::: THE INPUT :::

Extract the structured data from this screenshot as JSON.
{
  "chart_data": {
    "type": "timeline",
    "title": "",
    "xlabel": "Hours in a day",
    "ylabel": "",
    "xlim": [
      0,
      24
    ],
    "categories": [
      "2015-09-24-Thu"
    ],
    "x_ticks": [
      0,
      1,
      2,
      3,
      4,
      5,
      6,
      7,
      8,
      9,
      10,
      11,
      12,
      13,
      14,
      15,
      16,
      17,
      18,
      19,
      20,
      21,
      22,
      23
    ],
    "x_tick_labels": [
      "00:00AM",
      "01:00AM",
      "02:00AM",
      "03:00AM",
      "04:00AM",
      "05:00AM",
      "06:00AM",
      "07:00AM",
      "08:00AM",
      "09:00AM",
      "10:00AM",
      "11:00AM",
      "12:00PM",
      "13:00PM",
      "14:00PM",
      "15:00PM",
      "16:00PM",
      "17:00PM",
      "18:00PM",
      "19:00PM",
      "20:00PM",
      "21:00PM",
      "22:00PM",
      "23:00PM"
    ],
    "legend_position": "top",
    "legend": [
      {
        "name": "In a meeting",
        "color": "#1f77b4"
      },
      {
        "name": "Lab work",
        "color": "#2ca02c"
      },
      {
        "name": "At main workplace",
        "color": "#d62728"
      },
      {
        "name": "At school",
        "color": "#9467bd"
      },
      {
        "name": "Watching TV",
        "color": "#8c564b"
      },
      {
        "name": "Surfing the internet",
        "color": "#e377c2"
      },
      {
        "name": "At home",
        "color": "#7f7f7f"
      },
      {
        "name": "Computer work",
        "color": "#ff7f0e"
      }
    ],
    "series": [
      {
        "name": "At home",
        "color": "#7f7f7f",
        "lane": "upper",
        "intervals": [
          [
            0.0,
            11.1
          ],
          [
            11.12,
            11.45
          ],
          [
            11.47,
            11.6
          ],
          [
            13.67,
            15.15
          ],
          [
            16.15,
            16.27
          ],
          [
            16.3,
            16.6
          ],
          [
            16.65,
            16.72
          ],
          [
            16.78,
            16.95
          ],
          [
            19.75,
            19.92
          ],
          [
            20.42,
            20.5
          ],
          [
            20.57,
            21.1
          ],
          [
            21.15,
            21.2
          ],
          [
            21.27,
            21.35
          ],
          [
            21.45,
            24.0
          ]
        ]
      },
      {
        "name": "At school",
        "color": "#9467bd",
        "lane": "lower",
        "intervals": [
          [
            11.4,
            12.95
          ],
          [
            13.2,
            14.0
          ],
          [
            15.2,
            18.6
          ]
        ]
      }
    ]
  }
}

:::

**TASK OBJECTIVE**: Output every entry shown above, exactly.

**SOLUTION**:
Extract the structured data from this screenshot as JSON.
{
  "chart_data": {
    "type": "timeline",
    "title": "",
    "xlabel": "Hours in a day",
    "ylabel": "",
    "xlim": [
      0,
      24
    ],
    "categories": [
      "2015-09-24-Thu"
    ],
    "x_ticks": [
      0,
      1,
      2,
      3,
      4,
      5,
      6,
      7,
      8,
      9,
      10,
      11,
      12,
      13,
      14,
      15,
      16,
      17,
      18,
      19,
      20,
      21,
      22,
      23
    ],
    "x_tick_labels": [
      "00:00AM",
      "01:00AM",
      "02:00AM",
      "03:00AM",
      "04:00AM",
      "05:00AM",
      "06:00AM",
      "07:00AM",
      "08:00AM",
      "09:00AM",
      "10:00AM",
      "11:00AM",
      "12:00PM",
      "13:00PM",
      "14:00PM",
      "15:00PM",
      "16:00PM",
      "17:00PM",
      "18:00PM",
      "19:00PM",
      "20:00PM",
      "21:00PM",
      "22:00PM",
      "23:00PM"
    ],
    "legend_position": "top",
    "legend": [
      {
        "name": "In a meeting",
        "color": "#1f77b4"
      },
      {
        "name": "Lab work",
        "color": "#2ca02c"
      },
      {
        "name": "At main workplace",
        "color": "#d62728"
      },
      {
        "name": "At school",
        "color": "#9467bd"
      },
      {
        "name": "Watching TV",
        "color": "#8c564b"
      },
      {
        "name": "Surfing the internet",
        "color": "#e377c2"
      },
      {
        "name": "At home",
        "color": "#7f7f7f"
      },
      {
        "name": "Computer work",
        "color": "#ff7f0e"
      }
    ],
    "series": [
      {
        "name": "At home",
        "color": "#7f7f7f",
        "lane": "upper",
        "intervals": [
          [
            0.0,
            11.1
          ],
          [
            11.12,
            11.45
          ],
          [
            11.47,
            11.6
          ],
          [
            13.67,
            15.15
          ],
          [
            16.15,
            16.27
          ],
          [
            16.3,
            16.6
          ],
          [
            16.65,
            16.72
          ],
          [
            16.78,
            16.95
          ],
          [
            19.75,
            19.92
          ],
          [
            20.42,
            20.5
          ],
          [
            20.57,
            21.1
          ],
          [
            21.15,
            21.2
          ],
          [
            21.27,
            21.35
          ],
          [
            21.45,
            24.0
          ]
        ]
      },
      {
        "name": "At school",
        "color": "#9467bd",
        "lane": "lower",
        "intervals": [
          [
            11.4,
            12.95
          ],
          [
            13.2,
            14.0
          ],
          [
            15.2,
            18.6
          ]
        ]
      }
    ]
  }
}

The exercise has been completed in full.